SUPPLIED RECORDS.
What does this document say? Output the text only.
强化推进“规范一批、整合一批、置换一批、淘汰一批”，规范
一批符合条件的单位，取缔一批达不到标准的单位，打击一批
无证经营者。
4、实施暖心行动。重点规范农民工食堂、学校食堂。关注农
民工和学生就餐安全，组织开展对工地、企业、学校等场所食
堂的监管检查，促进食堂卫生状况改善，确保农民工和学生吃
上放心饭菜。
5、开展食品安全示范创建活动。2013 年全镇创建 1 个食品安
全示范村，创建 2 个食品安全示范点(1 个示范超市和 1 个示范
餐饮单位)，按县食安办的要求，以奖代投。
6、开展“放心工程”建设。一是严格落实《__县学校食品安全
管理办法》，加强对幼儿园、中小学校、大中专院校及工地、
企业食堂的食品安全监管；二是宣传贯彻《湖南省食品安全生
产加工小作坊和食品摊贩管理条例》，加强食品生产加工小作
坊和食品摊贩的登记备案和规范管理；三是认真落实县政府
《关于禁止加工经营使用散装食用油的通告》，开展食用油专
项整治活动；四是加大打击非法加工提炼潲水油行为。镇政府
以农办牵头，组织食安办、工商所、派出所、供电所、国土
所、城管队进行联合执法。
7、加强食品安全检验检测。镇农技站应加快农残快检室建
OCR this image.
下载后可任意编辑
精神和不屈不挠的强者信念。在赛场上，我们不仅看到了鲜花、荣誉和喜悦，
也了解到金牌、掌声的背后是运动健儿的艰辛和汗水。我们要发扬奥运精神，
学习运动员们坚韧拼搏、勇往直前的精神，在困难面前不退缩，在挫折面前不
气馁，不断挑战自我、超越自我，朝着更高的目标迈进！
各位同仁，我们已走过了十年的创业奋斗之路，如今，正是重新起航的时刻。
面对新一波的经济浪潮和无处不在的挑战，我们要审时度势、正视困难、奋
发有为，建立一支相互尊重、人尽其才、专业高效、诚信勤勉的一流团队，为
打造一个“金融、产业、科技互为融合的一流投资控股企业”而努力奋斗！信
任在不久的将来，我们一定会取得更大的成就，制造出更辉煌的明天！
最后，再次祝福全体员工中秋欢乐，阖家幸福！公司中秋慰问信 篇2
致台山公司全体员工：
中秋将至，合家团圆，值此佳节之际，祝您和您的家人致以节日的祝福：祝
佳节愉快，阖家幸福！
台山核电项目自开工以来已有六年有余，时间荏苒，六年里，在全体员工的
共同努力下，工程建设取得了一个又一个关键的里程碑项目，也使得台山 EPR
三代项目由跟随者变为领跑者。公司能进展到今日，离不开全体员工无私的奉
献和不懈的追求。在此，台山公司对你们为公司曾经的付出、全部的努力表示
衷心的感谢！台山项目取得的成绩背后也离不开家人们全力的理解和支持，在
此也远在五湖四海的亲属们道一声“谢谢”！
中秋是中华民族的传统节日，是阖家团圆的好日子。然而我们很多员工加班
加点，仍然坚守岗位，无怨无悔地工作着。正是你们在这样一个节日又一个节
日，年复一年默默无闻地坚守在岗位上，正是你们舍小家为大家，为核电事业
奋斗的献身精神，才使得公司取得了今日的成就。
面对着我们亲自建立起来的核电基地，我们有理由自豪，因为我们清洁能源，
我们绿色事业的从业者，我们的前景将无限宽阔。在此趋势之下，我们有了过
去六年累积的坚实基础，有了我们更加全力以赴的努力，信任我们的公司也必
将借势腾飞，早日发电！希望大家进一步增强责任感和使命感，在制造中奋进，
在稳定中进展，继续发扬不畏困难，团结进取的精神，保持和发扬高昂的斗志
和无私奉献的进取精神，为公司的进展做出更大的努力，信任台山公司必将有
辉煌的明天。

YOUR GOAL. Set down all of the data above, word for word.

OUTPUT BELOW.
What does this document say? Output the text only.
强化推进“规范一批、整合一批、置换一批、淘汰一批”，规范
一批符合条件的单位，取缔一批达不到标准的单位，打击一批
无证经营者。
4、实施暖心行动。重点规范农民工食堂、学校食堂。关注农
民工和学生就餐安全，组织开展对工地、企业、学校等场所食
堂的监管检查，促进食堂卫生状况改善，确保农民工和学生吃
上放心饭菜。
5、开展食品安全示范创建活动。2013 年全镇创建 1 个食品安
全示范村，创建 2 个食品安全示范点(1 个示范超市和 1 个示范
餐饮单位)，按县食安办的要求，以奖代投。
6、开展“放心工程”建设。一是严格落实《__县学校食品安全
管理办法》，加强对幼儿园、中小学校、大中专院校及工地、
企业食堂的食品安全监管；二是宣传贯彻《湖南省食品安全生
产加工小作坊和食品摊贩管理条例》，加强食品生产加工小作
坊和食品摊贩的登记备案和规范管理；三是认真落实县政府
《关于禁止加工经营使用散装食用油的通告》，开展食用油专
项整治活动；四是加大打击非法加工提炼潲水油行为。镇政府
以农办牵头，组织食安办、工商所、派出所、供电所、国土
所、城管队进行联合执法。
7、加强食品安全检验检测。镇农技站应加快农残快检室建
OCR this image.
下载后可任意编辑
精神和不屈不挠的强者信念。在赛场上，我们不仅看到了鲜花、荣誉和喜悦，
也了解到金牌、掌声的背后是运动健儿的艰辛和汗水。我们要发扬奥运精神，
学习运动员们坚韧拼搏、勇往直前的精神，在困难面前不退缩，在挫折面前不
气馁，不断挑战自我、超越自我，朝着更高的目标迈进！
各位同仁，我们已走过了十年的创业奋斗之路，如今，正是重新起航的时刻。
面对新一波的经济浪潮和无处不在的挑战，我们要审时度势、正视困难、奋
发有为，建立一支相互尊重、人尽其才、专业高效、诚信勤勉的一流团队，为
打造一个“金融、产业、科技互为融合的一流投资控股企业”而努力奋斗！信
任在不久的将来，我们一定会取得更大的成就，制造出更辉煌的明天！
最后，再次祝福全体员工中秋欢乐，阖家幸福！公司中秋慰问信 篇2
致台山公司全体员工：
中秋将至，合家团圆，值此佳节之际，祝您和您的家人致以节日的祝福：祝
佳节愉快，阖家幸福！
台山核电项目自开工以来已有六年有余，时间荏苒，六年里，在全体员工的
共同努力下，工程建设取得了一个又一个关键的里程碑项目，也使得台山 EPR
三代项目由跟随者变为领跑者。公司能进展到今日，离不开全体员工无私的奉
献和不懈的追求。在此，台山公司对你们为公司曾经的付出、全部的努力表示
衷心的感谢！台山项目取得的成绩背后也离不开家人们全力的理解和支持，在
此也远在五湖四海的亲属们道一声“谢谢”！
中秋是中华民族的传统节日，是阖家团圆的好日子。然而我们很多员工加班
加点，仍然坚守岗位，无怨无悔地工作着。正是你们在这样一个节日又一个节
日，年复一年默默无闻地坚守在岗位上，正是你们舍小家为大家，为核电事业
奋斗的献身精神，才使得公司取得了今日的成就。
面对着我们亲自建立起来的核电基地，我们有理由自豪，因为我们清洁能源，
我们绿色事业的从业者，我们的前景将无限宽阔。在此趋势之下，我们有了过
去六年累积的坚实基础，有了我们更加全力以赴的努力，信任我们的公司也必
将借势腾飞，早日发电！希望大家进一步增强责任感和使命感，在制造中奋进，
在稳定中进展，继续发扬不畏困难，团结进取的精神，保持和发扬高昂的斗志
和无私奉献的进取精神，为公司的进展做出更大的努力，信任台山公司必将有
辉煌的明天。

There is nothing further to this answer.